## PROBLEM REQUIREMENTS
Reply with the count of lines holding "text", nothing more.

-- start of GIVEN DATA --

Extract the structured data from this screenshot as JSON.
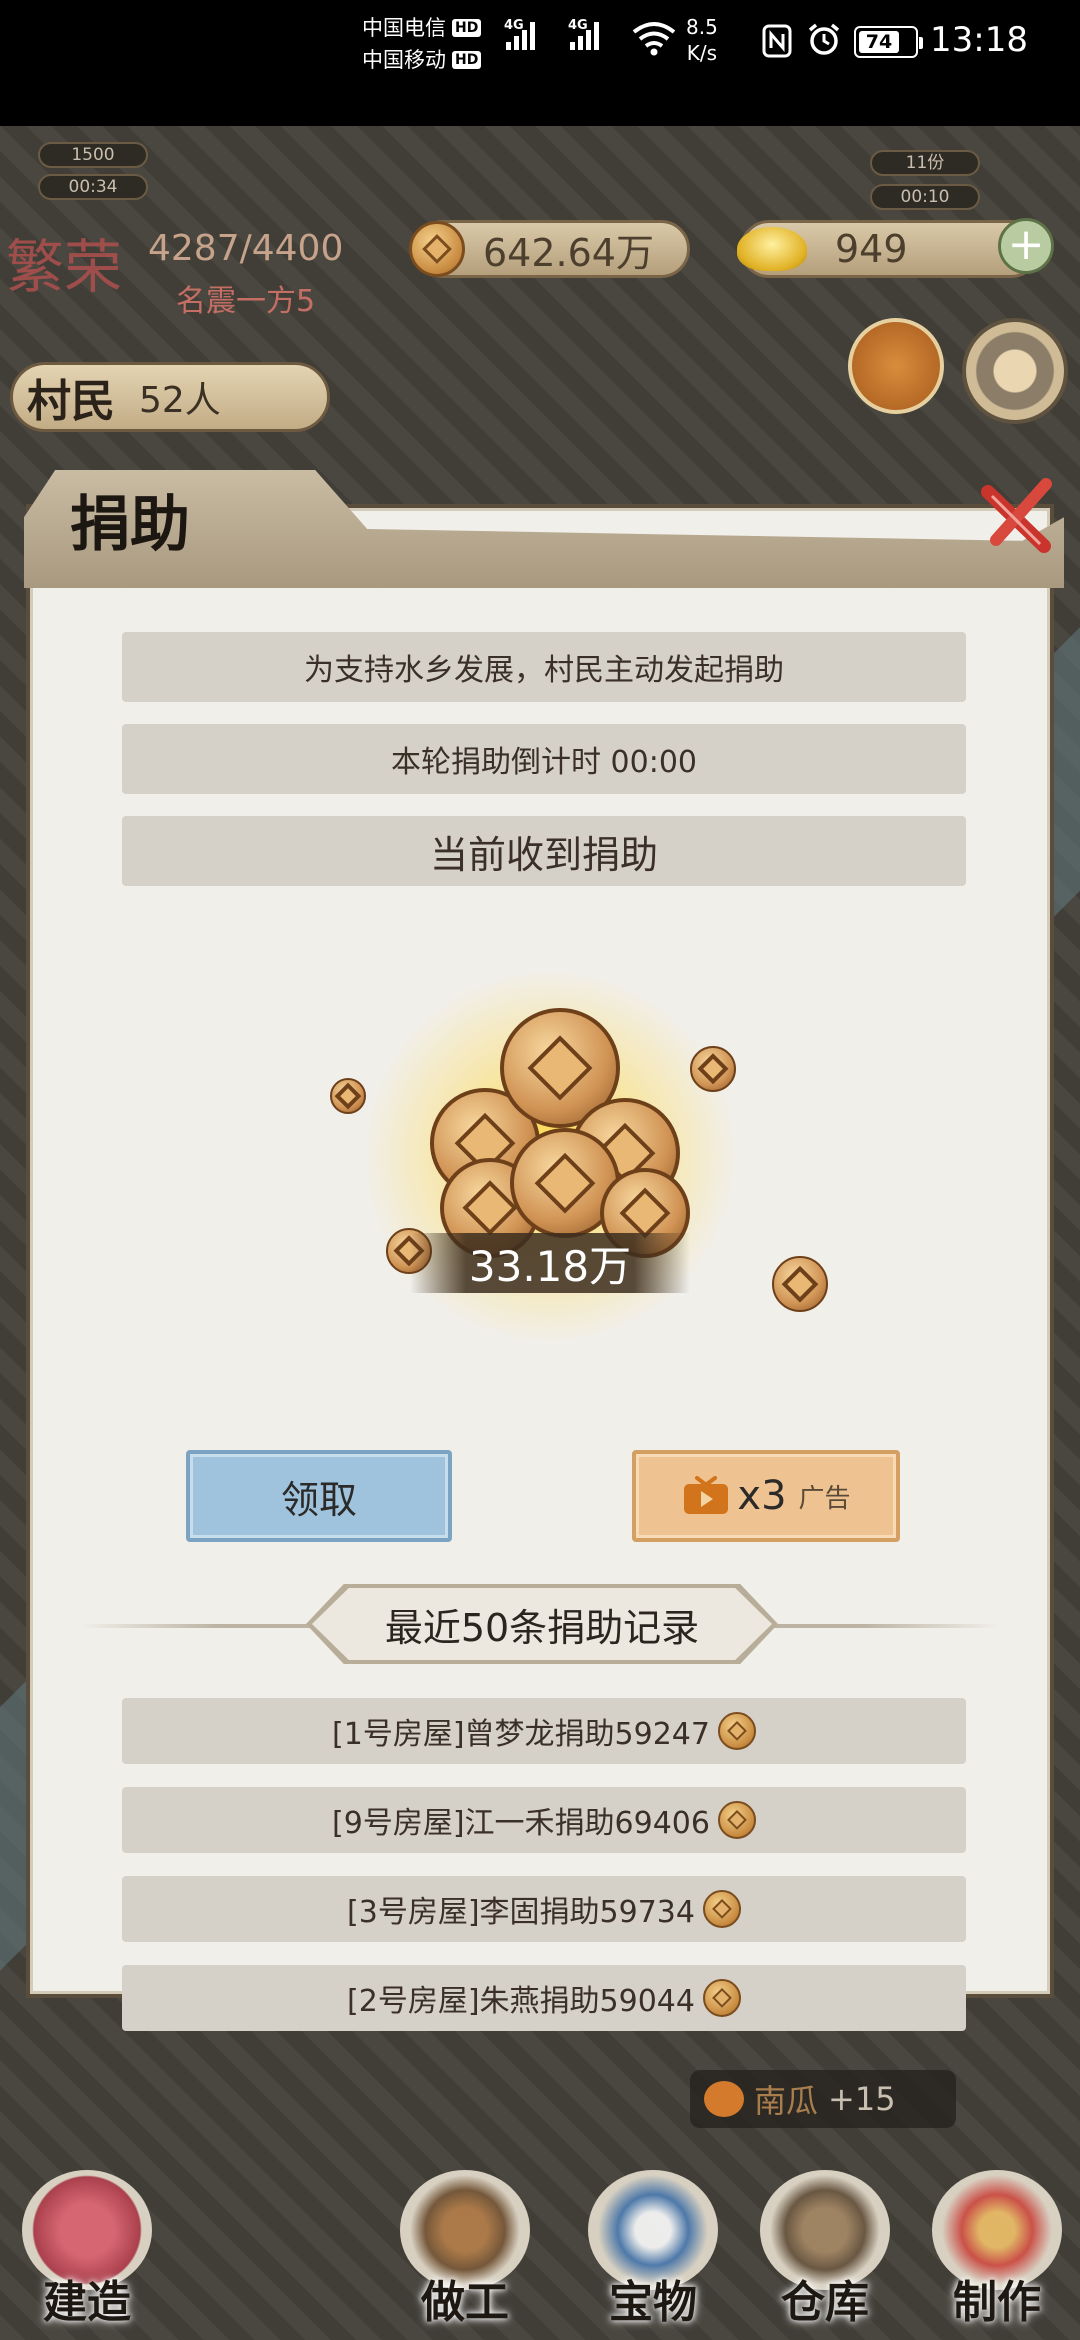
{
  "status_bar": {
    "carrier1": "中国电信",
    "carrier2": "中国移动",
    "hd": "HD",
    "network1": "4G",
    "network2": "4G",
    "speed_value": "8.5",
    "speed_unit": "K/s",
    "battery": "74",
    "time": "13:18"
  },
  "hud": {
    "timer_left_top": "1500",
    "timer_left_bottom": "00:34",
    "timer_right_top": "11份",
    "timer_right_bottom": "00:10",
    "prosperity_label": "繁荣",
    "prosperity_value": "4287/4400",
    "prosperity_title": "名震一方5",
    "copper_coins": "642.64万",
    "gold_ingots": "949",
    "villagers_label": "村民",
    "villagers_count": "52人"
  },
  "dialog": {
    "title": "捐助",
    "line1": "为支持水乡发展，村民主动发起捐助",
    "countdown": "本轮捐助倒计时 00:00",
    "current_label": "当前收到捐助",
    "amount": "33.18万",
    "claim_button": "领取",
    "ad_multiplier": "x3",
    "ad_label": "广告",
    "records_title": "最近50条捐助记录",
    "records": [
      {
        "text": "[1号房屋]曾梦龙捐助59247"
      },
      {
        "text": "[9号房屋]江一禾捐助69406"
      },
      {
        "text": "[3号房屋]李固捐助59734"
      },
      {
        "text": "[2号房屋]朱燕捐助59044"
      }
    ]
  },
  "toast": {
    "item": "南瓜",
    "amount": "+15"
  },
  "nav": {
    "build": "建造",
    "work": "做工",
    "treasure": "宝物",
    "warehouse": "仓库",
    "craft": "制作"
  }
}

-- end of GIVEN DATA --

## COMPLETED EXERCISE
4